Which lines hold the word "était"? Copy each one.

- **Stored records**:
::::::::::

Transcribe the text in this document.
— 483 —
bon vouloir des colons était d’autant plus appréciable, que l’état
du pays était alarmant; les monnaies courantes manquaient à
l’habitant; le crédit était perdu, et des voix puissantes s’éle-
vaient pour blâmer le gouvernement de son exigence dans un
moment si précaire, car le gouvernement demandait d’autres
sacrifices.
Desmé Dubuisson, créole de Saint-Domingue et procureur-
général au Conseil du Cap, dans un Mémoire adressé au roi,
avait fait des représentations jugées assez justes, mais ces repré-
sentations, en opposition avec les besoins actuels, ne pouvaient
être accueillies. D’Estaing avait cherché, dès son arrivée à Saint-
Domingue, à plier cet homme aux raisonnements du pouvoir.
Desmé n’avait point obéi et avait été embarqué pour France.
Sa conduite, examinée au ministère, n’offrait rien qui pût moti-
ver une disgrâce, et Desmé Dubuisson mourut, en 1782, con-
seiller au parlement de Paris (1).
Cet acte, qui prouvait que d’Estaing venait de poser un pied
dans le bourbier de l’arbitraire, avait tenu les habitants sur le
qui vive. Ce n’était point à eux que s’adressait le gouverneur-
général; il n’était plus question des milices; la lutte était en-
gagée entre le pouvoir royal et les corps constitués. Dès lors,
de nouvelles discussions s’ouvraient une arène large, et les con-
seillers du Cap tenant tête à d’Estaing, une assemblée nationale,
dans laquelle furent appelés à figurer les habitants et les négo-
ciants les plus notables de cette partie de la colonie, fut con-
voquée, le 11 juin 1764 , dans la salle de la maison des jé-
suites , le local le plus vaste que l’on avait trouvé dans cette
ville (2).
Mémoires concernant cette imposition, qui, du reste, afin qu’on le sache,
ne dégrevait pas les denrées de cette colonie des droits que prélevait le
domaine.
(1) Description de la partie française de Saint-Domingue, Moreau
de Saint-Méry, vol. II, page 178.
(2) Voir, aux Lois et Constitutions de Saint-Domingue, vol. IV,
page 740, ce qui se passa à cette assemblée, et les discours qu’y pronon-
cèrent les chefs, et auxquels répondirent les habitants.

::::::::::

- **Answer to the exercise**:
bon vouloir des colons était d’autant plus appréciable, que l’état
du pays était alarmant; les monnaies courantes manquaient à
l’habitant; le crédit était perdu, et des voix puissantes s’éle-
qui vive. Ce n’était point à eux que s’adressait le gouverneur-
général; il n’était plus question des milices; la lutte était en-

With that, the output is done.